--- What the task requires ---
Copy out each line in the material below that has the word "text".

--- Record extracts ---
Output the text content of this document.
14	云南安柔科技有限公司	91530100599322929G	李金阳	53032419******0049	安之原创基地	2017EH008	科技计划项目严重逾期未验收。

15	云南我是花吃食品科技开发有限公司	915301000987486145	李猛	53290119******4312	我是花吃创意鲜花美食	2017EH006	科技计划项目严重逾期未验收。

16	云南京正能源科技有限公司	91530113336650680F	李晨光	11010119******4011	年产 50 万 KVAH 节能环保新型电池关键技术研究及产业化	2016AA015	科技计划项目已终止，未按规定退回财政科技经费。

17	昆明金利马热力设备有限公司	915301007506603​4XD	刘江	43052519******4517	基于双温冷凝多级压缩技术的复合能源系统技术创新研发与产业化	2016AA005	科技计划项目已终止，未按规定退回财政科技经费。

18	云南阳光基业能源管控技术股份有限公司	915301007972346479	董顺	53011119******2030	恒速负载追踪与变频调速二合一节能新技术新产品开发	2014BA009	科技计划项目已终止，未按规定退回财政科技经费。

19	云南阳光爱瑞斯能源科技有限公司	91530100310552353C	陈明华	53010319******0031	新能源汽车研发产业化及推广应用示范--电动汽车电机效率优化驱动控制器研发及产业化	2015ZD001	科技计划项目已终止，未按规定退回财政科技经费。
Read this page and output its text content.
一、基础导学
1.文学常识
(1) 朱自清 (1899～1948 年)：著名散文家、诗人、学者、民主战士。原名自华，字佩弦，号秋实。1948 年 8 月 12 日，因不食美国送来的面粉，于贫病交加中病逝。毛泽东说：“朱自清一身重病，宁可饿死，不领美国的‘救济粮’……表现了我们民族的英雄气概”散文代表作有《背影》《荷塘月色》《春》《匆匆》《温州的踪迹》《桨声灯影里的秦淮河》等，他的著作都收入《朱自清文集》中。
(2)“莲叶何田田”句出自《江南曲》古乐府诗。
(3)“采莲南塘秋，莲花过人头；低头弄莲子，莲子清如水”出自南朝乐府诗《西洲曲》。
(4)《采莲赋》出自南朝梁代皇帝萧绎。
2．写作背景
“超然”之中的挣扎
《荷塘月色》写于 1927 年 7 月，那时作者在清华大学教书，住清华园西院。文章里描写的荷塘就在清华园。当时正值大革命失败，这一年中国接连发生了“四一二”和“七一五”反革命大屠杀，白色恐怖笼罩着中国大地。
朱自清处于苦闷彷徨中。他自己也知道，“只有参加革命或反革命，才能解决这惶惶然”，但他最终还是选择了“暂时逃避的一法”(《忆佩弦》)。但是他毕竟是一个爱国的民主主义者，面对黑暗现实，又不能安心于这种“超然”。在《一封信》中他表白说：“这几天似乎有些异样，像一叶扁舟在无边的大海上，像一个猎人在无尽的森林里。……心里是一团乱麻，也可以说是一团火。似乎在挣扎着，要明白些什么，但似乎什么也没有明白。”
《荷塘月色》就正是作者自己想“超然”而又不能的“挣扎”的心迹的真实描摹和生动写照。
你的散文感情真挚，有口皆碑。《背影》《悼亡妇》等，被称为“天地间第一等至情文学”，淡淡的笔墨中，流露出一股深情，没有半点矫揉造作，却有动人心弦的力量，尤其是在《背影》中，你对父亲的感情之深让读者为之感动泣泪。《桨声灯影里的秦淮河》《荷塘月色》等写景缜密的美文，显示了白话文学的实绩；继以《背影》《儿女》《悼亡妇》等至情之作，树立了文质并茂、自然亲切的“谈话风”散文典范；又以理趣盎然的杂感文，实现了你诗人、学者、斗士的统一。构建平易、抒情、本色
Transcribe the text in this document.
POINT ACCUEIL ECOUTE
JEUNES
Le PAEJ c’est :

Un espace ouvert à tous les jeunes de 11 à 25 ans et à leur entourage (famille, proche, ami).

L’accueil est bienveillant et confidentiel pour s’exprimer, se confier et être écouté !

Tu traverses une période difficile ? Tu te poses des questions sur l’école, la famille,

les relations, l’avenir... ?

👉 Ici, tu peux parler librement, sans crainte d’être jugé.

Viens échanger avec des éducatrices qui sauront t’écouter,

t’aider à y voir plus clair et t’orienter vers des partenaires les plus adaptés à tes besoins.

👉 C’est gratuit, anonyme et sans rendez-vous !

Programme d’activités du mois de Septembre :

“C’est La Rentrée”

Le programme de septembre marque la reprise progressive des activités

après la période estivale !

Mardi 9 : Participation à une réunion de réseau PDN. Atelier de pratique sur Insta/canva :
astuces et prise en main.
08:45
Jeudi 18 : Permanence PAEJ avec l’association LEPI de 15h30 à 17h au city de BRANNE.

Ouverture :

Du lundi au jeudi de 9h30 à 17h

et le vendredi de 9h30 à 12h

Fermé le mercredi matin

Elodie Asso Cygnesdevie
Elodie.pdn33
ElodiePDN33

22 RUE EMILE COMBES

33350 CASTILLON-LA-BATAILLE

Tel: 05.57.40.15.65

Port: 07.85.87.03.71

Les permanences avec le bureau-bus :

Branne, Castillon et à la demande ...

--- Expected answer ---
Output the text content of this document.
Read this page and output its text content.
Transcribe the text in this document.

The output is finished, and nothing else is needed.